Ohne Gründe zu nennen hat der tunesische Staatspräsident Kais Saied Ministerpräsident Ahmed Hachani überraschend seines Amtes enthoben. Zum Nachfolger machte er umgehend Sozialminister Kamel Maddouri.

Der tunesische Präsident Kais Saied an einem Rednerpult vor der Landesflagge
Eigenwillige Personalentscheidungen: der tunesische Präsident Kais SaiedBild: ZUMAPRESS.com/picture alliance

Ahmed Hachani hatte das Amt des Regierungschefs erst am 1. August 2023 übernommen. Er hatte damals Najla Bouden abgelöst, die ebenfalls ohne Angabe von Gründen von Präsident Saied entlassen worden war. Hachani hatte wenige Stunden vor seiner Entlassung in einer Videobotschaft erklärt, die Regierung habe trotz globaler Herausforderungen Fortschritte in verschiedenen Bereichen gemacht, darunter bei der Sicherung der Nahrungsmittel- und Energieversorgung des Landes.

Die jüngste Entlassung erfolgt vor dem Hintergrund wachsender Unzufriedenheit in der Bevölkerung mit den anhaltenden Wasser- und Stromausfällen, die weite Teile Tunesiens betreffen. Während die Regierung die Versorgungsengpässe auf eine anhaltende Dürre zurückführt, sieht Saied darin eine Verschwörung im Vorfeld der Präsidentschaftswahl. Die Reservoirs seien voll, so der Staatschef. Das Landwirtschaftsministerium warnt dagegen vor einem kritischen Wasserstand in den Stauseen des Landes, der nur noch bei 25 Prozent liege. Das nordafrikanische Land steckt zudem in einer Wirtschaftskrise und kämpft mit hohen Arbeitslosenzahlen.

■ VORLIEGENDE ZEILEN
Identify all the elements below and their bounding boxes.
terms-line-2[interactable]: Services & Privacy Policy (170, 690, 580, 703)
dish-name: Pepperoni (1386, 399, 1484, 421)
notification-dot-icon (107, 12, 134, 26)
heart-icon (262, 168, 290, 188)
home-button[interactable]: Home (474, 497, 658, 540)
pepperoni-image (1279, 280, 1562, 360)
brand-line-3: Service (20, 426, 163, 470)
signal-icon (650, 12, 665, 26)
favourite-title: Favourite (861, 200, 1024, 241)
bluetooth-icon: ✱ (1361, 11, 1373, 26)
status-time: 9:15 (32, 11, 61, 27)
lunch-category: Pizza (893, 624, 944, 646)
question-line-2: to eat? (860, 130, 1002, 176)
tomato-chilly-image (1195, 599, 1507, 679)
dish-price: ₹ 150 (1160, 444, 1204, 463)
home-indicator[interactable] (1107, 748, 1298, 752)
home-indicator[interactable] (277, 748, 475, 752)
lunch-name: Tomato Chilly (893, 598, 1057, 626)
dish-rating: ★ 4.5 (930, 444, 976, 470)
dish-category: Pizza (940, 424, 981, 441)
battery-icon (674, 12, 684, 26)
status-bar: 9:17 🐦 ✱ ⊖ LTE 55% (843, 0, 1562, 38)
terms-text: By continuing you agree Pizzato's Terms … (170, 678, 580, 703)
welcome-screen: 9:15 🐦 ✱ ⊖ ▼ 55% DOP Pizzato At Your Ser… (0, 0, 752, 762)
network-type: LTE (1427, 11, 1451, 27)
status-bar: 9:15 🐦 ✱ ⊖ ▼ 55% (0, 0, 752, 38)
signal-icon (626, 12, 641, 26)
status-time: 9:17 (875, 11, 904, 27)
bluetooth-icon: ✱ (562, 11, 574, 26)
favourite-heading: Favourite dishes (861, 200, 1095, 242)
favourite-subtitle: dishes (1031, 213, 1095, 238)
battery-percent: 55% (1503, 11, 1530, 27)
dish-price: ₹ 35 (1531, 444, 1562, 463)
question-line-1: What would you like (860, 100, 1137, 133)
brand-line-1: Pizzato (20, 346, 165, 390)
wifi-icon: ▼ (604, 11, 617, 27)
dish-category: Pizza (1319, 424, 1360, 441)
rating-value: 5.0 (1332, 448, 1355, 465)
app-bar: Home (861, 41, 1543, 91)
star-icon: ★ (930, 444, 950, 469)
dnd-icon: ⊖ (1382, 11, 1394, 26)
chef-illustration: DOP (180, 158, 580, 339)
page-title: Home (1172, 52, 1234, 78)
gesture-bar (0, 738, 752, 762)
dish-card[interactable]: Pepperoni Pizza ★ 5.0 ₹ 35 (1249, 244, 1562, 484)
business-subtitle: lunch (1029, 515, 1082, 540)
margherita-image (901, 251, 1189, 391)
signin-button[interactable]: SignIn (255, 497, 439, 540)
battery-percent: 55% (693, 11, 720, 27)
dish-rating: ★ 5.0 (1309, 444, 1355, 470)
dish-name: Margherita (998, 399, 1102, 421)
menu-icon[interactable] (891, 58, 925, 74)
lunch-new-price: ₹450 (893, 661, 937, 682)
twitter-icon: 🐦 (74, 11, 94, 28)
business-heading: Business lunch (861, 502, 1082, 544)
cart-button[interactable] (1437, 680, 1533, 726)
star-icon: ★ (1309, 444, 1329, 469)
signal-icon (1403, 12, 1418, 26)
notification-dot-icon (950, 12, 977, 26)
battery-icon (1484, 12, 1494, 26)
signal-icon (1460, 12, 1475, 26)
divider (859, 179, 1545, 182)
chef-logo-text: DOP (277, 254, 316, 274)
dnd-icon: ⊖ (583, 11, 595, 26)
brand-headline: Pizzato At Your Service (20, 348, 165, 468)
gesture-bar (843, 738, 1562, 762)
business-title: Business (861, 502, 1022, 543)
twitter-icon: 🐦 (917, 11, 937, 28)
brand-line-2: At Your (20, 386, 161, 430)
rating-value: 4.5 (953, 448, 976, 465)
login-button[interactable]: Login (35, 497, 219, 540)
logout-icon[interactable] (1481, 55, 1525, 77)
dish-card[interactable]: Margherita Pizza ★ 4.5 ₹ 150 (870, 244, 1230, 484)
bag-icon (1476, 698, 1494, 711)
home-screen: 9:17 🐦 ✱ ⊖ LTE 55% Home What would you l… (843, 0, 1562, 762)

■ AUFGABE
Führe den Text über die Entlassung des tunesischen Regierungschefs im Anschluss an seinen letzten Satz weiter.

■ AUSGABE
Präsident Kais Saied ernannte Ahmed Hachani im August 2023 zum PremierministerBild: Presidency of Tunisia/Handout/AA/picture alliance

Saied bündelt immer mehr Macht

Präsident Saied sieht sich zunehmender Kritik seitens der Opposition und Menschenrechtsgruppen ausgesetzt. Er war 2019 durch freie Wahlen an die Macht gekommen, schaltete aber 2021 das gewählte Parlament aus, entließ die Regierung mit Hilfe eines Notstandsartikels und regiert per Dekret. In einem von der Opposition als Staatsstreich bezeichneten Akt übernahm er auch die Kontrolle über die Justiz. Außerdem änderte er die Verfassung, um die Macht im Staat weiter zu bündeln.

Tunesien galt einst als einziger Staat, dem nach den Aufständen in der arabischen Welt ab 2011 ein Übergang zur Demokratie gelang. Wegen Saieds Machtausbau sprechen Kritiker inzwischen von einem "demokratischen Kollaps" und einer autoritären Regierung in einem Polizeistaat, in dem Rechtsstaatlichkeit und Menschenrechte in hohem Tempo ausgehöhlt werden.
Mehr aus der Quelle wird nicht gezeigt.